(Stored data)
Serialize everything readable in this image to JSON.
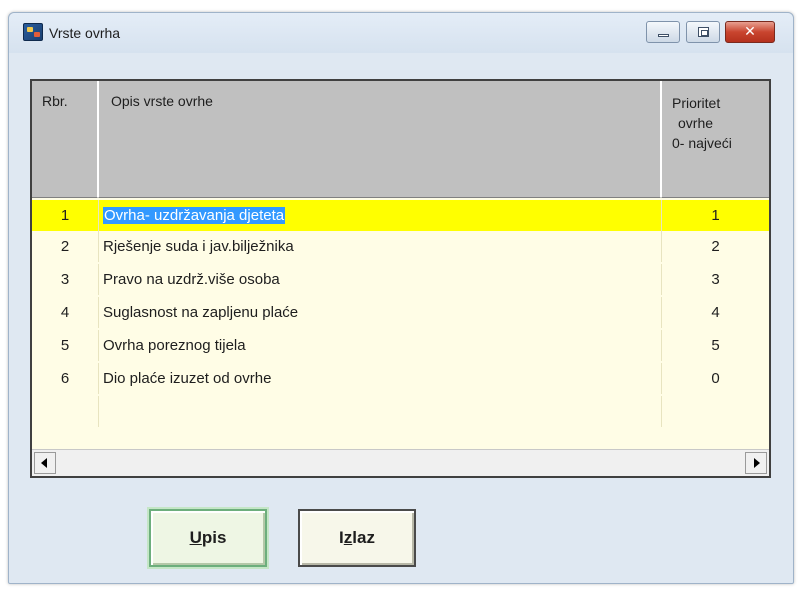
{
  "window": {
    "title": "Vrste ovrha",
    "close_glyph": "✕"
  },
  "grid": {
    "headers": {
      "rbr": "Rbr.",
      "opis": "Opis vrste ovrhe",
      "prio_line1": "Prioritet",
      "prio_line2": "ovrhe",
      "prio_line3": "0- najveći"
    },
    "rows": [
      {
        "rbr": "1",
        "opis": "Ovrha- uzdržavanja djeteta",
        "prio": "1",
        "selected": true
      },
      {
        "rbr": "2",
        "opis": "Rješenje suda i jav.bilježnika",
        "prio": "2"
      },
      {
        "rbr": "3",
        "opis": "Pravo na uzdrž.više osoba",
        "prio": "3"
      },
      {
        "rbr": "4",
        "opis": "Suglasnost na zapljenu plaće",
        "prio": "4"
      },
      {
        "rbr": "5",
        "opis": "Ovrha poreznog tijela",
        "prio": "5"
      },
      {
        "rbr": "6",
        "opis": "Dio plaće izuzet od ovrhe",
        "prio": "0"
      }
    ]
  },
  "buttons": {
    "upis": {
      "mnemonic": "U",
      "rest": "pis"
    },
    "izlaz": {
      "first": "I",
      "mnemonic": "z",
      "rest": "laz"
    }
  },
  "colors": {
    "selected_row": "#ffff00",
    "selection_text": "#3399ff",
    "grid_bg": "#fffde6",
    "header_bg": "#c0c0c0"
  },
  "icons": [
    "app-icon",
    "minimize-icon",
    "maximize-icon",
    "close-icon",
    "scroll-left-arrow-icon",
    "scroll-right-arrow-icon"
  ]
}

* **DIRECTIVE**: Repeat the material above verbatim, with no pictures in the output.

* **THE RESPONSE**:
Serialize everything readable in this image to JSON.
{
  "window": {
    "title": "Vrste ovrha",
    "close_glyph": "✕"
  },
  "grid": {
    "headers": {
      "rbr": "Rbr.",
      "opis": "Opis vrste ovrhe",
      "prio_line1": "Prioritet",
      "prio_line2": "ovrhe",
      "prio_line3": "0- najveći"
    },
    "rows": [
      {
        "rbr": "1",
        "opis": "Ovrha- uzdržavanja djeteta",
        "prio": "1",
        "selected": true
      },
      {
        "rbr": "2",
        "opis": "Rješenje suda i jav.bilježnika",
        "prio": "2"
      },
      {
        "rbr": "3",
        "opis": "Pravo na uzdrž.više osoba",
        "prio": "3"
      },
      {
        "rbr": "4",
        "opis": "Suglasnost na zapljenu plaće",
        "prio": "4"
      },
      {
        "rbr": "5",
        "opis": "Ovrha poreznog tijela",
        "prio": "5"
      },
      {
        "rbr": "6",
        "opis": "Dio plaće izuzet od ovrhe",
        "prio": "0"
      }
    ]
  },
  "buttons": {
    "upis": {
      "mnemonic": "U",
      "rest": "pis"
    },
    "izlaz": {
      "first": "I",
      "mnemonic": "z",
      "rest": "laz"
    }
  },
  "colors": {
    "selected_row": "#ffff00",
    "selection_text": "#3399ff",
    "grid_bg": "#fffde6",
    "header_bg": "#c0c0c0"
  },
  "icons": [
    "app-icon",
    "minimize-icon",
    "maximize-icon",
    "close-icon",
    "scroll-left-arrow-icon",
    "scroll-right-arrow-icon"
  ]
}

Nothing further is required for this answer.